Renvoyez telles quelles les lignes des données, depuis la première jusqu'à celle qui contient "126, 182, 182]", cette dernière comprise.
----
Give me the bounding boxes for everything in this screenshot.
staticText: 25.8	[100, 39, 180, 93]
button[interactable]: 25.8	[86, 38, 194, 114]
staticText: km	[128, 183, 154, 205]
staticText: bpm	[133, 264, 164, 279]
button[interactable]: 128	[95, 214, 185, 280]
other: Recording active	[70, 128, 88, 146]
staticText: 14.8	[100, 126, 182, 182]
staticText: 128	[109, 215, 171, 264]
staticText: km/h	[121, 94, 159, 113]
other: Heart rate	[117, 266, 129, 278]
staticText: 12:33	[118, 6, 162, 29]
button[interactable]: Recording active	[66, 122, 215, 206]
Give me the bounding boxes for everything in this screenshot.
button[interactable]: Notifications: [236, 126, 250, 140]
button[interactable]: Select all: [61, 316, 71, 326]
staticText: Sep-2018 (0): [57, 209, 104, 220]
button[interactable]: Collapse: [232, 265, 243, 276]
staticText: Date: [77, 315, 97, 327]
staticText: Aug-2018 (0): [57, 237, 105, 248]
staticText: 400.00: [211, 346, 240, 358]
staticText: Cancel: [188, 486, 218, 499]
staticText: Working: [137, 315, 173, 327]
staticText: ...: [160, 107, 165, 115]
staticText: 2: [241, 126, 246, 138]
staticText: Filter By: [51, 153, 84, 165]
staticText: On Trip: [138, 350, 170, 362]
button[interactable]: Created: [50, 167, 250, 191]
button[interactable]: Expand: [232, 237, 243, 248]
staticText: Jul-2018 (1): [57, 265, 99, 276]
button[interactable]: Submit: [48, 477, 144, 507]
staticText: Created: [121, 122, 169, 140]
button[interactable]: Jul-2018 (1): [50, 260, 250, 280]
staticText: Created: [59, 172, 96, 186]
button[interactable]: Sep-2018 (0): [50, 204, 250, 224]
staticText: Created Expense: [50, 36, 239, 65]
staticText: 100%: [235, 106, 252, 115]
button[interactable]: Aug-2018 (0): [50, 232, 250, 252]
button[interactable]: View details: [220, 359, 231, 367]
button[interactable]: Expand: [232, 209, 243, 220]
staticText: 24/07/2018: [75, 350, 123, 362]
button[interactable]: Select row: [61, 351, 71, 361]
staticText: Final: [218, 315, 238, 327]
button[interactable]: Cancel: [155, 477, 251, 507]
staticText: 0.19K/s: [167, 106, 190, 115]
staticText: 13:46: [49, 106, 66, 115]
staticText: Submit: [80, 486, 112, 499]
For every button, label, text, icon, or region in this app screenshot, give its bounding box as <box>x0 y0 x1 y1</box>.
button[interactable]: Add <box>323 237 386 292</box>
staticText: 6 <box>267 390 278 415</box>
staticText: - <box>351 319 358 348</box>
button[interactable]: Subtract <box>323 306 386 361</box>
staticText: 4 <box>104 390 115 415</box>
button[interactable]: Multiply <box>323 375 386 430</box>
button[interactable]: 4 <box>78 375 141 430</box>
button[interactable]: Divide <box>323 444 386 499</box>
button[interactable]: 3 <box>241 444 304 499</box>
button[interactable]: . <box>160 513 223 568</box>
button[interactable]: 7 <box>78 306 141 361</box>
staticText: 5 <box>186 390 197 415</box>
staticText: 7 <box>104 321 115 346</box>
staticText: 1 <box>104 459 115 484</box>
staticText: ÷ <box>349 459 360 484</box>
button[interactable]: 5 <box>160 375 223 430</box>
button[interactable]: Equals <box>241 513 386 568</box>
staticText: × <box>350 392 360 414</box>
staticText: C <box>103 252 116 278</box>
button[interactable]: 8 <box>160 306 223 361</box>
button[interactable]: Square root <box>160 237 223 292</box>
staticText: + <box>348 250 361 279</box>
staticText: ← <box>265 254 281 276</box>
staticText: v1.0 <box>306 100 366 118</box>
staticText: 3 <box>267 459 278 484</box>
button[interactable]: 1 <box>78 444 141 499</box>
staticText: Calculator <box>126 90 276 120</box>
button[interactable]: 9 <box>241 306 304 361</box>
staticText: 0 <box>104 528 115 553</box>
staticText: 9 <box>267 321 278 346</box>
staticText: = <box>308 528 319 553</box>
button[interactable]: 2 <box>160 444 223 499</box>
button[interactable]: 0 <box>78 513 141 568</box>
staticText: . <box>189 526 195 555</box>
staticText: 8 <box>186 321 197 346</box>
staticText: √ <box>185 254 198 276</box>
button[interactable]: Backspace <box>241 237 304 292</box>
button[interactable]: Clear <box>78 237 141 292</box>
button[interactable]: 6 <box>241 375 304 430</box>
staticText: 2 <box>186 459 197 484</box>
----
• Réponse complète:
Give me the bounding boxes for everything in this screenshot.
staticText: 25.8	[100, 39, 180, 93]
button[interactable]: 25.8	[86, 38, 194, 114]
staticText: km	[128, 183, 154, 205]
staticText: bpm	[133, 264, 164, 279]
button[interactable]: 128	[95, 214, 185, 280]
other: Recording active	[70, 128, 88, 146]
staticText: 14.8	[100, 126, 182, 182]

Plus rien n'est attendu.